=== Texto para analizar ===
###

Newell's
Lunes 17 de Octubre de 2016

Así de inmejorable

El Newell's de Osella ganó de nuevo de local, es escolta e invicto y llega al clásico mejor de lo que muchos imaginaban

Como esos juegos electrónicos que copan por igual a niños y adultos y en los que para seguir avanzando hay que pasar de los niveles inferiores a los superiores. En ese camino anda este Newell's de Diego Osella, que venía del fondo de la historia en el torneo pasado, que se reforzó como pudo en un receso que incluyó cambio institucional pero no de técnico y que se fue sacando de encima, uno a uno en el Coloso y menos afuera, a oponentes de ese primer grupo primario. Mérito enorme, por supuesto, para un equipo que, en estado embrionario aún, va creciendo con signos de seguridades adquiridas y lo refleja en confianza y resultados, como en el triunfo de ayer 1 a 0 frente a Gimnasia en el Parque. Segundo en el campeonato, invicto, con una de las vallas menos vencidas, supo jugar con sus recursos en estas seis fechas como para ir ahora por los platos fuertes: el clásico de la próxima fecha en Arroyito y luego los primeros tres rivales "grandes" de Buenos Aires (San Lorenzo, Racing y River), a los que nunca este DT enfrentó (tampoco a Boca Juniors) pese a sus 22 partidos en el banco leproso.

Otra vez fue una actuación "nada de otro mundo", de esas que no mueven a la gente demasiado de sus asientos, pero además de que sea lógico que así suceda por todo lo que el club vino arrastrando y porque varios jugadores se deben tiempo para amalgamar, algunos puntos no pueden soslayarse. Por ejemplo, que pese a no contar ayer con jugadores de la talla de Scocco y Maxi Rodríguez (que regresó recién en el complemento), de tener que recurrir a tres futbolistas que no tenían minutos en cancha en el torneo (Escobar, Paz y Fértoli) y uno más que apenas había jugado (Figueroa), disputó una primera media hora más que interesante, de buen trato de pelota y hasta a contramano de lo que al menos más le gusta a Osella. Menos intensidad y más paciencia para llegar al mismo objetivo: poner de frente al arco a uno de los suyos y definir en porcentaje suficiente.

###

=== Datos del ejercicio ===
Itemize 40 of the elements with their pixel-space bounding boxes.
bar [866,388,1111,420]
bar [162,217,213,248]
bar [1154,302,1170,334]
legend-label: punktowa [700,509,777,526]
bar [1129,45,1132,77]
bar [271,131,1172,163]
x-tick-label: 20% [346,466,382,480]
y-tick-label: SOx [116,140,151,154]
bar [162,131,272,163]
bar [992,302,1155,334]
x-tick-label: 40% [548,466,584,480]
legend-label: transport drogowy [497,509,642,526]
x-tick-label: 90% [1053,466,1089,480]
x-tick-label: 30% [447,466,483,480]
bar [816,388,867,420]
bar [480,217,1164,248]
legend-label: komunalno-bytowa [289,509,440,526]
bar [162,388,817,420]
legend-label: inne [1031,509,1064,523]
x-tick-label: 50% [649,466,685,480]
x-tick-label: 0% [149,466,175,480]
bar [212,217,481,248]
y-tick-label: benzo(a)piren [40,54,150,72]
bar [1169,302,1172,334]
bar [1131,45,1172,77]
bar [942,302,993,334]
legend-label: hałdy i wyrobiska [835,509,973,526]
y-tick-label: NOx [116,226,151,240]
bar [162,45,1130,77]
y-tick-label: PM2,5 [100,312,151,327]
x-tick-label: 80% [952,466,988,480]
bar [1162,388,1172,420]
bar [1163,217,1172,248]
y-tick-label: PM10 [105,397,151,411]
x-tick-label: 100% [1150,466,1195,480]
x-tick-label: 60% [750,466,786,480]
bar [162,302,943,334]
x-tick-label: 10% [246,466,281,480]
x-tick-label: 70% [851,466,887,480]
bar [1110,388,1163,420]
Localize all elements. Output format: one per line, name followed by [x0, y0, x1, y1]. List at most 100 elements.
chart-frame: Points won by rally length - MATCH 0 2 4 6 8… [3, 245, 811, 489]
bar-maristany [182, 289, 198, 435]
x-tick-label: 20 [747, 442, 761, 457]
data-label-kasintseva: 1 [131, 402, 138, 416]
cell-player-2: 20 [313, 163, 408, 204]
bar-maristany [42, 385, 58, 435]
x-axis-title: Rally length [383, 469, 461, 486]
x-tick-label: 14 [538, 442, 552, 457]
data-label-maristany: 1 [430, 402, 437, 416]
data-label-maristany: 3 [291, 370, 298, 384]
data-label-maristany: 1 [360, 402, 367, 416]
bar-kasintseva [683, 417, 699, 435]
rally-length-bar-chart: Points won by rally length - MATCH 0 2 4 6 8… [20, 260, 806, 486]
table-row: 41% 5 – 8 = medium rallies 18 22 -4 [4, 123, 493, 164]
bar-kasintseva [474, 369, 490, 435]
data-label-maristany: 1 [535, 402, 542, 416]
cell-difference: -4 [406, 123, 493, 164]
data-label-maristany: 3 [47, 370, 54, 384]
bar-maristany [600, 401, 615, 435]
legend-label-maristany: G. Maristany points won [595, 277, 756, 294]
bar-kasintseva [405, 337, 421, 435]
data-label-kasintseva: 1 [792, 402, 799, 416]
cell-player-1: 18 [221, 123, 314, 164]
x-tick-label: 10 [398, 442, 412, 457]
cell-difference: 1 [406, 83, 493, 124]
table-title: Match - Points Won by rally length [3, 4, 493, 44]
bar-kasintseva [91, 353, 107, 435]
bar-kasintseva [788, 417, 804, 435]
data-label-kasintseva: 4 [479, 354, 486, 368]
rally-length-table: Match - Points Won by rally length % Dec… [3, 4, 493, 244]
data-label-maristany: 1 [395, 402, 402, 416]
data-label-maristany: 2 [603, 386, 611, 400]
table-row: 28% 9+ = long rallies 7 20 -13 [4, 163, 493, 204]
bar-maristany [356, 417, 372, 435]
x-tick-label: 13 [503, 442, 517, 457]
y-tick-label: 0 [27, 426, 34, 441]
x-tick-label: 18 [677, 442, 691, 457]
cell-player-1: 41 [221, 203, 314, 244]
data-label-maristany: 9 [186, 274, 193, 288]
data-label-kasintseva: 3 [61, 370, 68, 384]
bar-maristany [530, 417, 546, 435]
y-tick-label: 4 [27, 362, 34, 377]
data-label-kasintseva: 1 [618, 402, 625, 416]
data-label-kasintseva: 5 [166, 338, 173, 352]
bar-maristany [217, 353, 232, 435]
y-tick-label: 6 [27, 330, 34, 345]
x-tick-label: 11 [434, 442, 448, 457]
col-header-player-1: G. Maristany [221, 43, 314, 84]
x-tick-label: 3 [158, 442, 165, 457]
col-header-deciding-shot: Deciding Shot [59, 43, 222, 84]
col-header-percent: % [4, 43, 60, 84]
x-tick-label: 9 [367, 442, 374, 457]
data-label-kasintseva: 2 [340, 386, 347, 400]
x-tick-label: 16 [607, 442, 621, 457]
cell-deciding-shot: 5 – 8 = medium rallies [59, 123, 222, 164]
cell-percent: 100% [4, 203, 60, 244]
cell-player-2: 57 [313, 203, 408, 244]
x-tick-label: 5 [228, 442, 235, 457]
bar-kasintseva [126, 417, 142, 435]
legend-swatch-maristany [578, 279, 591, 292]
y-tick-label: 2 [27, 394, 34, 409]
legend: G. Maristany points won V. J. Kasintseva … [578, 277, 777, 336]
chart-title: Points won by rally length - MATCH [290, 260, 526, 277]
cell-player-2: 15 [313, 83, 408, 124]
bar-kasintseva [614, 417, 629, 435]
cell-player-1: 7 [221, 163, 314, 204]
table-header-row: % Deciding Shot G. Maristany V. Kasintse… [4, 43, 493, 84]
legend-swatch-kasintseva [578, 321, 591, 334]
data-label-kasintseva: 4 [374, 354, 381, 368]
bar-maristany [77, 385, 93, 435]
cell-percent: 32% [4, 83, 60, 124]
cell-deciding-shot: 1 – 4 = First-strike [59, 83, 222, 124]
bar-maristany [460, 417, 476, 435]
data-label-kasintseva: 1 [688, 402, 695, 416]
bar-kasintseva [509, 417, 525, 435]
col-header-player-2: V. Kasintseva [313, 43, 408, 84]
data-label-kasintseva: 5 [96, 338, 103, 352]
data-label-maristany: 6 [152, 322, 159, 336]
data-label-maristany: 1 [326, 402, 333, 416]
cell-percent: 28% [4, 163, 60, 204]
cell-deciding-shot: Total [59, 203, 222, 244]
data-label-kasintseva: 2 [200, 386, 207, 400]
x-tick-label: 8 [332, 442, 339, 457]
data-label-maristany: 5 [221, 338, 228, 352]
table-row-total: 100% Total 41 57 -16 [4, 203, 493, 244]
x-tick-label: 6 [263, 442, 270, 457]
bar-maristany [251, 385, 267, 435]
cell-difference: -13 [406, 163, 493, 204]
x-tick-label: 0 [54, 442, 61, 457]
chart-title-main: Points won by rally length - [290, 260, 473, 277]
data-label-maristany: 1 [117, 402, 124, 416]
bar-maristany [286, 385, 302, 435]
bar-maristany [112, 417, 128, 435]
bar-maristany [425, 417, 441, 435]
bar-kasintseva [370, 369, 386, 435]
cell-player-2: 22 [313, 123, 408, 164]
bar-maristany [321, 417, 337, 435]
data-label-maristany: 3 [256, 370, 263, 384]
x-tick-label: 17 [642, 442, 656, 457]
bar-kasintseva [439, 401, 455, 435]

###

=== Tareas y ejercicios ===
• 1. Reproduce el fragmento de la crónica sobre Newell's que va entre "Otra vez fue" y "en porcentaje suficiente.", ambos incluidos.
• 2. Responde estas preguntas según la crónica sobre Newell's:
(a) ¿Por qué resultado le ganó Newell's a Gimnasia en el Parque?
(b) ¿Cuántos partidos lleva Osella en el banco leproso?
(c) ¿Qué tres futbolistas no tenían minutos en cancha en el torneo?
• 3. Continúa la crónica sobre Newell's a partir de su última oración.

=== Respuestas escritas ===
• 1.
Otra vez fue una actuación "nada de otro mundo", de esas que no mueven a la gente demasiado de sus asientos, pero además de que sea lógico que así suceda por todo lo que el club vino arrastrando y porque varios jugadores se deben tiempo para amalgamar, algunos puntos no pueden soslayarse. Por ejemplo, que pese a no contar ayer con jugadores de la talla de Scocco y Maxi Rodríguez (que regresó recién en el complemento), de tener que recurrir a tres futbolistas que no tenían minutos en cancha en el torneo (Escobar, Paz y Fértoli) y uno más que apenas había jugado (Figueroa), disputó una primera media hora más que interesante, de buen trato de pelota y hasta a contramano de lo que al menos más le gusta a Osella. Menos intensidad y más paciencia para llegar al mismo objetivo: poner de frente al arco a uno de los suyos y definir en porcentaje suficiente.

• 2.
(a) 1 a 0.
(b) 22 partidos.
(c) Escobar, Paz y Fértoli.

• 3.
Casi como le requería el partido al mismo entrenador, que dos días antes debió ser internado por un problema coronario y él mismo tomó la decisión de estar igual. El menor vértigo entonces dio paso a una puesta en escena distinta que parecía de otros viejos (no tanto) buenos tiempos: buena circulación de derecha a izquierda, buenos pases entre líneas, buena rotación para que el rival pierda referencias y situaciones claras para abrir el marcador. Con Figueroa lo logró, es cierto, cuando ya todo le costaba una enormidad, aún teniendo un hombre de más, pero no invalida el mérito de una nueva victoria de local bien conseguida.

Precisamente en el Coloso es donde Newell's mostró lo mejor de un repertorio, se insiste, al que sin dudas le falta brillo. Fuera de su estadio no mostró la misma incidencia, jugó en general cerca de Pocrnjic y ahí se aferró más a sus figuras (o "su" figura, Scocco) para sostener la ilusión de un resultado antes que a una estatura de equipo, algo reconocido por el propio entrenador y que será menester abordar ahora que llegan las citas más importantes.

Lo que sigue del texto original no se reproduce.